[Listed entries]:
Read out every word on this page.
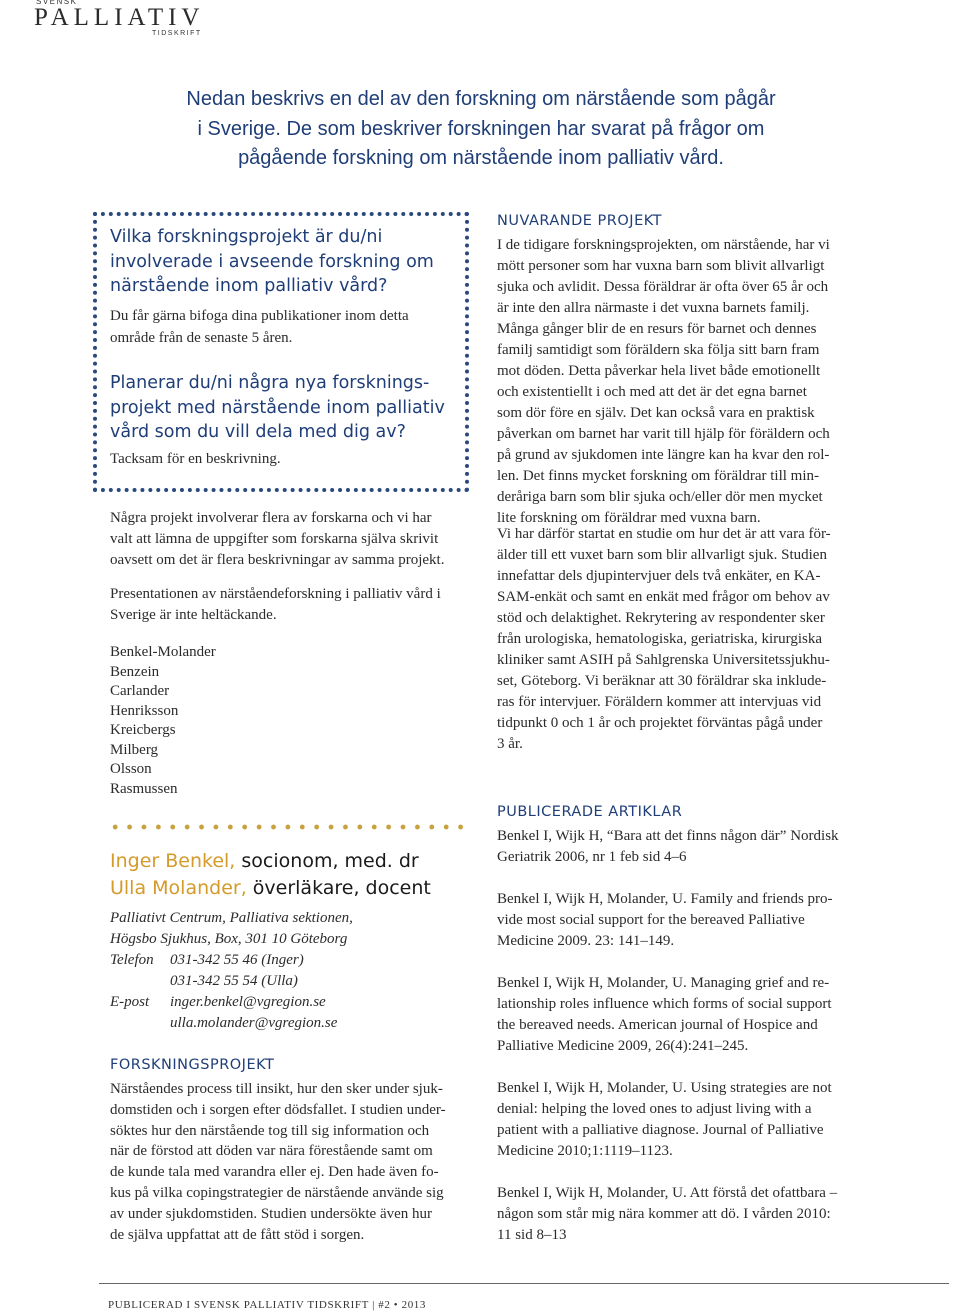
SVENSK
PALLIATIV
TIDSKRIFT
Nedan beskrivs en del av den forskning om närstående som pågår
i Sverige. De som beskriver forskningen har svarat på frågor om
pågående forskning om närstående inom palliativ vård.
Vilka forskningsprojekt är du/ni
involverade i avseende forskning om
närstående inom palliativ vård?
Du får gärna bifoga dina publikationer inom detta
område från de senaste 5 åren.
Planerar du/ni några nya forsknings-
projekt med närstående inom palliativ
vård som du vill dela med dig av?
Tacksam för en beskrivning.
Några projekt involverar flera av forskarna och vi har
valt att lämna de uppgifter som forskarna själva skrivit
oavsett om det är flera beskrivningar av samma projekt.
Presentationen av närståendeforskning i palliativ vård i
Sverige är inte heltäckande.
Benkel-Molander
Benzein
Carlander
Henriksson
Kreicbergs
Milberg
Olsson
Rasmussen
Inger Benkel, socionom, med. dr
Ulla Molander, överläkare, docent
Palliativt Centrum, Palliativa sektionen,
Högsbo Sjukhus, Box, 301 10 Göteborg
Telefon	031-342 55 46 (Inger)
031-342 55 54 (Ulla)
E-post	inger.benkel@vgregion.se
ulla.molander@vgregion.se
FORSKNINGSPROJEKT
Närståendes process till insikt, hur den sker under sjuk-
domstiden och i sorgen efter dödsfallet. I studien under-
söktes hur den närstående tog till sig information och
när de förstod att döden var nära förestående samt om
de kunde tala med varandra eller ej. Den hade även fo-
kus på vilka copingstrategier de närstående använde sig
av under sjukdomstiden. Studien undersökte även hur
de själva uppfattat att de fått stöd i sorgen.
NUVARANDE PROJEKT
I de tidigare forskningsprojekten, om närstående, har vi
mött personer som har vuxna barn som blivit allvarligt
sjuka och avlidit. Dessa föräldrar är ofta över 65 år och
är inte den allra närmaste i det vuxna barnets familj.
Många gånger blir de en resurs för barnet och dennes
familj samtidigt som föräldern ska följa sitt barn fram
mot döden. Detta påverkar hela livet både emotionellt
och existentiellt i och med att det är det egna barnet
som dör före en själv. Det kan också vara en praktisk
påverkan om barnet har varit till hjälp för föräldern och
på grund av sjukdomen inte längre kan ha kvar den rol-
len. Det finns mycket forskning om föräldrar till min-
deråriga barn som blir sjuka och/eller dör men mycket
lite forskning om föräldrar med vuxna barn.
Vi har därför startat en studie om hur det är att vara för-
älder till ett vuxet barn som blir allvarligt sjuk. Studien
innefattar dels djupintervjuer dels två enkäter, en KA-
SAM-enkät och samt en enkät med frågor om behov av
stöd och delaktighet. Rekrytering av respondenter sker
från urologiska, hematologiska, geriatriska, kirurgiska
kliniker samt ASIH på Sahlgrenska Universitetssjukhu-
set, Göteborg. Vi beräknar att 30 föräldrar ska inklude-
ras för intervjuer. Föräldern kommer att intervjuas vid
tidpunkt 0 och 1 år och projektet förväntas pågå under
3 år.
PUBLICERADE ARTIKLAR
Benkel I, Wijk H, “Bara att det finns någon där” Nordisk
Geriatrik 2006, nr 1 feb sid 4–6
Benkel I, Wijk H, Molander, U. Family and friends pro-
vide most social support for the bereaved Palliative
Medicine 2009. 23: 141–149.
Benkel I, Wijk H, Molander, U. Managing grief and re-
lationship roles influence which forms of social support
the bereaved needs. American journal of Hospice and
Palliative Medicine 2009, 26(4):241–245.
Benkel I, Wijk H, Molander, U. Using strategies are not
denial: helping the loved ones to adjust living with a
patient with a palliative diagnose. Journal of Palliative
Medicine 2010;1:1119–1123.
Benkel I, Wijk H, Molander, U. Att förstå det ofattbara –
någon som står mig nära kommer att dö. I vården 2010:
11 sid 8–13
PUBLICERAD I SVENSK PALLIATIV TIDSKRIFT | #2 • 2013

[Problem statement]: Where a line above contains the string "döden", copy that line.

[Solved exercise]:
när de förstod att döden var nära förestående samt om
mot döden. Detta påverkar hela livet både emotionellt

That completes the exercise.